• _SHORT PROBLEM_:
How many lines hold the string "Критериальное"? Reply with the number alone.

══ AVAILABLE RECORDS ══

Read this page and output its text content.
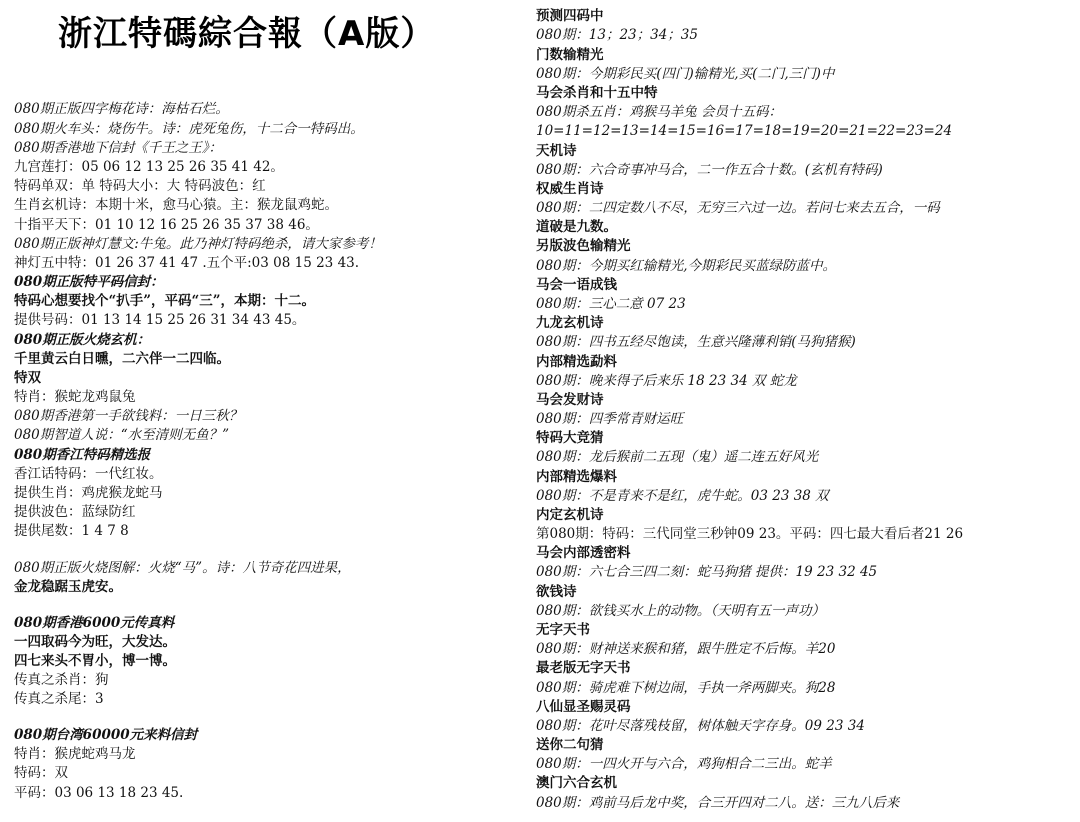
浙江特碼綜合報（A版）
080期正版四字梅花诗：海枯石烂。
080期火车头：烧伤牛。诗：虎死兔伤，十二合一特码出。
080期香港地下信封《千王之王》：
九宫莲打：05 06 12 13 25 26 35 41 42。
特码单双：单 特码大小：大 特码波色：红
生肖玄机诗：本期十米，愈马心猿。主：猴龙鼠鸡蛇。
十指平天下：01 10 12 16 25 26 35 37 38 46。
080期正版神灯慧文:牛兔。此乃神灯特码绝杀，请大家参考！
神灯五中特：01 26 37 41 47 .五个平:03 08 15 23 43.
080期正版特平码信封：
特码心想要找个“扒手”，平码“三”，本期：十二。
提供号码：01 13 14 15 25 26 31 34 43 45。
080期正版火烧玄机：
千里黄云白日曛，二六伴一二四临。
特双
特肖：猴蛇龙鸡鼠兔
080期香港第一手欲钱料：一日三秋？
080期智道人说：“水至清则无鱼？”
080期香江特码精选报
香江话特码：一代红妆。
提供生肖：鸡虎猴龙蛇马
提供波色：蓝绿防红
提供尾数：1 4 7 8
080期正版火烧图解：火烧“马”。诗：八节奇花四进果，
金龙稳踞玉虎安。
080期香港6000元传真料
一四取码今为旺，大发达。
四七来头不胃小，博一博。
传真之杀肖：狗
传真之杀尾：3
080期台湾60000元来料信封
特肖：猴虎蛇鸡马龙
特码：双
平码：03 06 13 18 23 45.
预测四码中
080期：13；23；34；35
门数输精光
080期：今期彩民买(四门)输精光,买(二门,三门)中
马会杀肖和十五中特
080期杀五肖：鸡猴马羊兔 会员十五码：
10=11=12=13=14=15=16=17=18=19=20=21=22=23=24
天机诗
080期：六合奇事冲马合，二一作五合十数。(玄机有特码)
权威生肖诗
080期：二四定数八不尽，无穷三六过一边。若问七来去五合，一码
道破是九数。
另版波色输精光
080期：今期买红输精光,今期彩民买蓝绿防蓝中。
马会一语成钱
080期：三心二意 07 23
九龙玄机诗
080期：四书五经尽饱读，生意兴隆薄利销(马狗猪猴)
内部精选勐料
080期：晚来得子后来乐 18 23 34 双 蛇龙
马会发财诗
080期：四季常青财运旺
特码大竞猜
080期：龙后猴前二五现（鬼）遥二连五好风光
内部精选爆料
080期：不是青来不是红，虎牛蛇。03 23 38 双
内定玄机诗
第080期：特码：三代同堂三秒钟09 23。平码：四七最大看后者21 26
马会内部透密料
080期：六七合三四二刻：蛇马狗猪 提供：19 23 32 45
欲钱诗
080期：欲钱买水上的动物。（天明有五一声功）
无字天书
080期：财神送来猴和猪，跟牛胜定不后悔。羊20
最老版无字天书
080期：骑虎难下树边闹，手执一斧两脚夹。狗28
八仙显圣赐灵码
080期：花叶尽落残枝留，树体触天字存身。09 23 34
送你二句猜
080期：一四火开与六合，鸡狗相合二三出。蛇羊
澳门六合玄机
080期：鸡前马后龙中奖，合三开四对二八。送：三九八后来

═══
══ AVAILABLE RECORDS ══

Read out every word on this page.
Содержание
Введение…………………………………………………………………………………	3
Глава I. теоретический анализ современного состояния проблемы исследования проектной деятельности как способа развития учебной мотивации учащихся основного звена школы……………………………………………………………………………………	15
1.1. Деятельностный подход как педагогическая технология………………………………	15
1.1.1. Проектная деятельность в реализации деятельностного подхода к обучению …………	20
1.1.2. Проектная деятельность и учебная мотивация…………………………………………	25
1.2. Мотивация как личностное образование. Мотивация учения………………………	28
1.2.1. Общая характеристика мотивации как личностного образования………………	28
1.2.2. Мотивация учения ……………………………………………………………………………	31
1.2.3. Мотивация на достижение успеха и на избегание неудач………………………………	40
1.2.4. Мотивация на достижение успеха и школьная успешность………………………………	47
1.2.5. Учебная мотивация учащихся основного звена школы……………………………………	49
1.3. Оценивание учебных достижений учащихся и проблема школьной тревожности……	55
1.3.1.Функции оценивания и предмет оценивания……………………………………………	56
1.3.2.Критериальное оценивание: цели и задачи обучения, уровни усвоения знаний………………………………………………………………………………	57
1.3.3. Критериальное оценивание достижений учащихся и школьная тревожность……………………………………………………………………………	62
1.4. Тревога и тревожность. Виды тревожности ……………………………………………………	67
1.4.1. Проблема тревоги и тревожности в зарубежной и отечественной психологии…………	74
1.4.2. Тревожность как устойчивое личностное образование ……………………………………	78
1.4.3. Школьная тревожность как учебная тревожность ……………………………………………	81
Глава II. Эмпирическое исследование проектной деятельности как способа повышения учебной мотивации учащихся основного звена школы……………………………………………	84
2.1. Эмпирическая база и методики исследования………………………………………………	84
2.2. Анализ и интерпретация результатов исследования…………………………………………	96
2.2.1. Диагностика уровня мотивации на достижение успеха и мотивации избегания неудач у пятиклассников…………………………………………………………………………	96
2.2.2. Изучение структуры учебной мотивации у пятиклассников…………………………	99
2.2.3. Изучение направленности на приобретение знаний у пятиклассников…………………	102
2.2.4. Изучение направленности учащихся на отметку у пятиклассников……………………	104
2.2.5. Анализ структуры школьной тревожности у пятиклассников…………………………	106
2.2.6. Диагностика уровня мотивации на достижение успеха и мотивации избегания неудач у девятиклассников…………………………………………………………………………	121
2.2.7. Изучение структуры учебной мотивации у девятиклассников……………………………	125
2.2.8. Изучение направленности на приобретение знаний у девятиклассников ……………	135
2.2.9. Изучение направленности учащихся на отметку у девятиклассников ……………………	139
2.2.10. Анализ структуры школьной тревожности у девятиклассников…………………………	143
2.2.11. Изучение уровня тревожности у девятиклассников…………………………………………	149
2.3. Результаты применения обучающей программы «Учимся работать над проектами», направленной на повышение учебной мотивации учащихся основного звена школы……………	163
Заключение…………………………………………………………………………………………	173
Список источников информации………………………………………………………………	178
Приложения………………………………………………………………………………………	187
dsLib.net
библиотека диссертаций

═══
══ AVAILABLE RECORDS ══

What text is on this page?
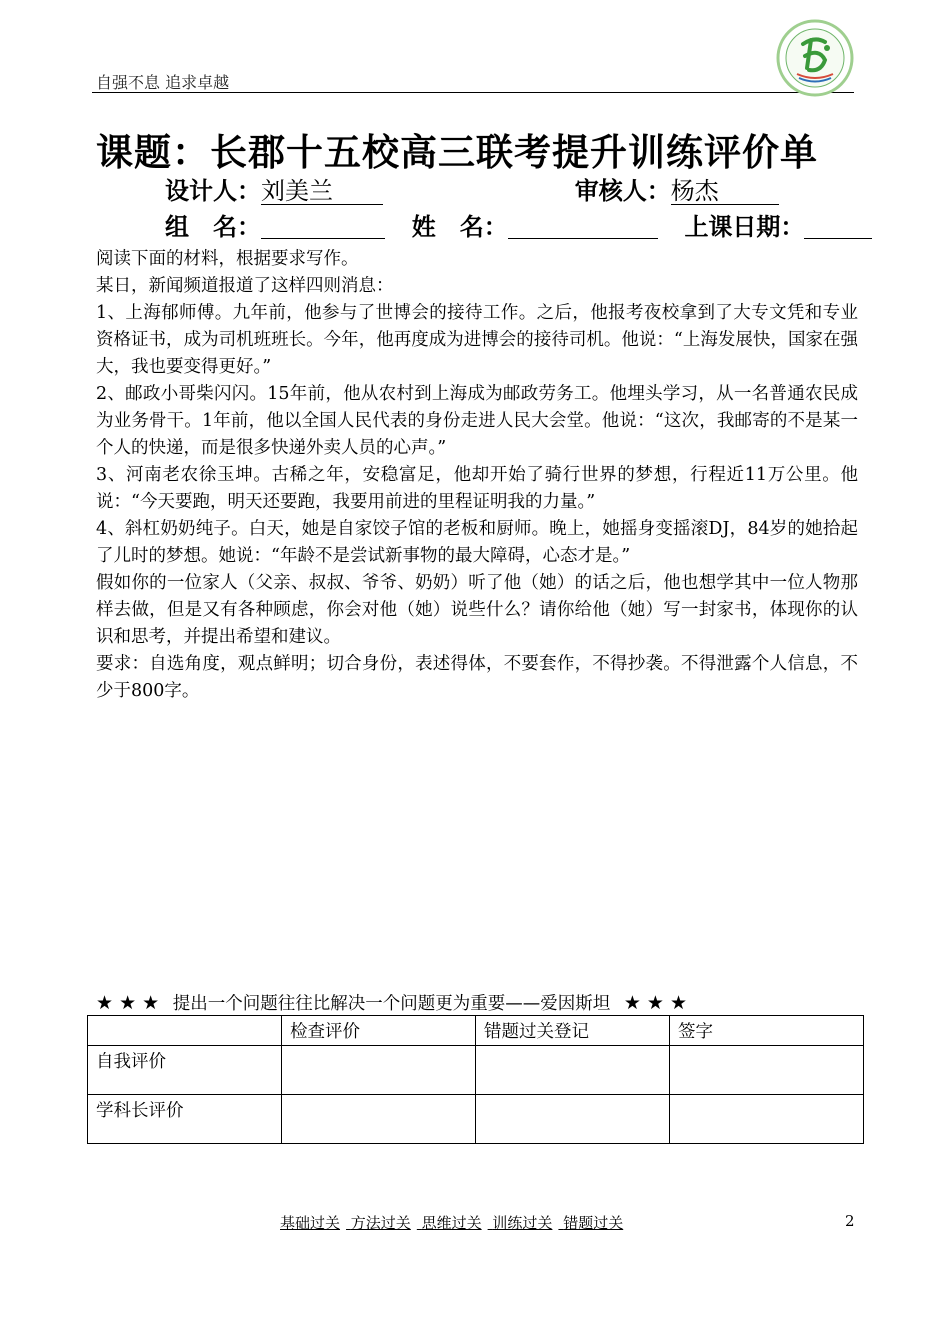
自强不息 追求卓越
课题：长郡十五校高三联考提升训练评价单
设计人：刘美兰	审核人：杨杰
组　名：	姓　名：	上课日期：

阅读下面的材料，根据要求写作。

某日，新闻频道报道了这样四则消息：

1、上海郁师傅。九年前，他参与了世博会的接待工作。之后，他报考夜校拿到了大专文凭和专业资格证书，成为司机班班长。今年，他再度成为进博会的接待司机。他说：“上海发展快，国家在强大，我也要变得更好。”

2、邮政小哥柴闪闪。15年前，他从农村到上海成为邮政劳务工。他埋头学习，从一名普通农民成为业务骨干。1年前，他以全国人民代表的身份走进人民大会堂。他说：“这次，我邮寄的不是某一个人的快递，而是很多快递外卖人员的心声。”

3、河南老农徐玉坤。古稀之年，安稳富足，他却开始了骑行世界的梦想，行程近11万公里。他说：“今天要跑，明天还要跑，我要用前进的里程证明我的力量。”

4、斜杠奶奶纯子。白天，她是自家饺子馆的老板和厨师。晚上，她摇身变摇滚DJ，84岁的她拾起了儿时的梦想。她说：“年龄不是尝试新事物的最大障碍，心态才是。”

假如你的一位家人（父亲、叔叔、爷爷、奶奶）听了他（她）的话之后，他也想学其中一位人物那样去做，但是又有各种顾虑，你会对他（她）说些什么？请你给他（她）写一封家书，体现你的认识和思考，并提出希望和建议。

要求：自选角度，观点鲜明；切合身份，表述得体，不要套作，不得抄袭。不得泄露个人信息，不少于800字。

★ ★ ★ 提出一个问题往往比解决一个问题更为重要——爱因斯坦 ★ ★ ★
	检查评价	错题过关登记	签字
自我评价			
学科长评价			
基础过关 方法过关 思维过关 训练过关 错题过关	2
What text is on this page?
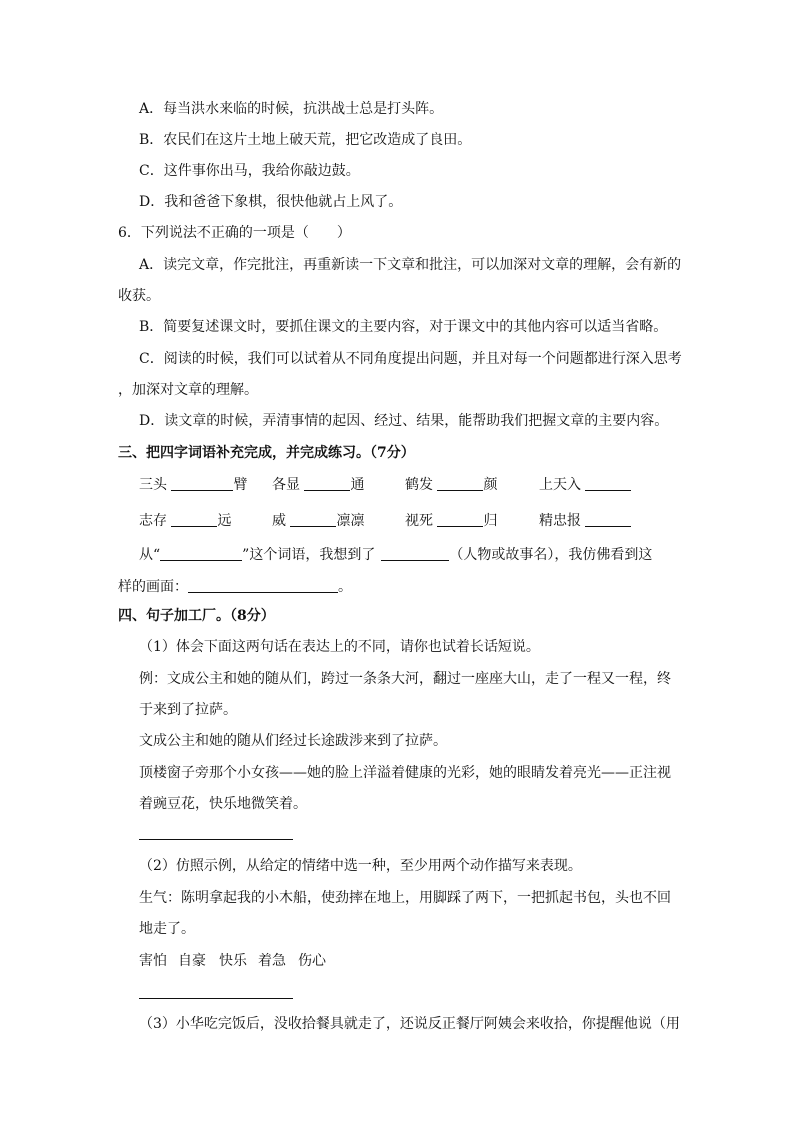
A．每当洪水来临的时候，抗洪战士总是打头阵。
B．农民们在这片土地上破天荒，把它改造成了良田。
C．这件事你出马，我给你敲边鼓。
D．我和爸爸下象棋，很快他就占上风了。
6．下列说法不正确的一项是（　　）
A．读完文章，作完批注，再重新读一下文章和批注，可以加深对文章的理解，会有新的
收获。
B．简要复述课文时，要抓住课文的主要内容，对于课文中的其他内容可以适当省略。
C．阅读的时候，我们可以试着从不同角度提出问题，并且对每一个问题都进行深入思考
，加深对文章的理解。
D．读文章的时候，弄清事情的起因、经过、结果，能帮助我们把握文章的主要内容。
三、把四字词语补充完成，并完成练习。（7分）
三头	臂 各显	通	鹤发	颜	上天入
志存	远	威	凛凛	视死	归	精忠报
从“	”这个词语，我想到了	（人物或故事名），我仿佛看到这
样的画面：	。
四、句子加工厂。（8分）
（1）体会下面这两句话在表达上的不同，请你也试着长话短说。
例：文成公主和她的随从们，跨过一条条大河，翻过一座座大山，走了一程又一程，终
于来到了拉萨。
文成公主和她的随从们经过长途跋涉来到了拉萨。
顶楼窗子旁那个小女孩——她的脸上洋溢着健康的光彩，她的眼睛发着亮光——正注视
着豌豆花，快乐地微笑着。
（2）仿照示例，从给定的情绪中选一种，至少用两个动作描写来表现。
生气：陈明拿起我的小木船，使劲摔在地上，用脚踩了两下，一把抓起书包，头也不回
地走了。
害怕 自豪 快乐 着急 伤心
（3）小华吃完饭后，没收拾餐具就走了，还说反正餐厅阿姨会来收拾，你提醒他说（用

═══

• _CORRECT RESPONSE_:
2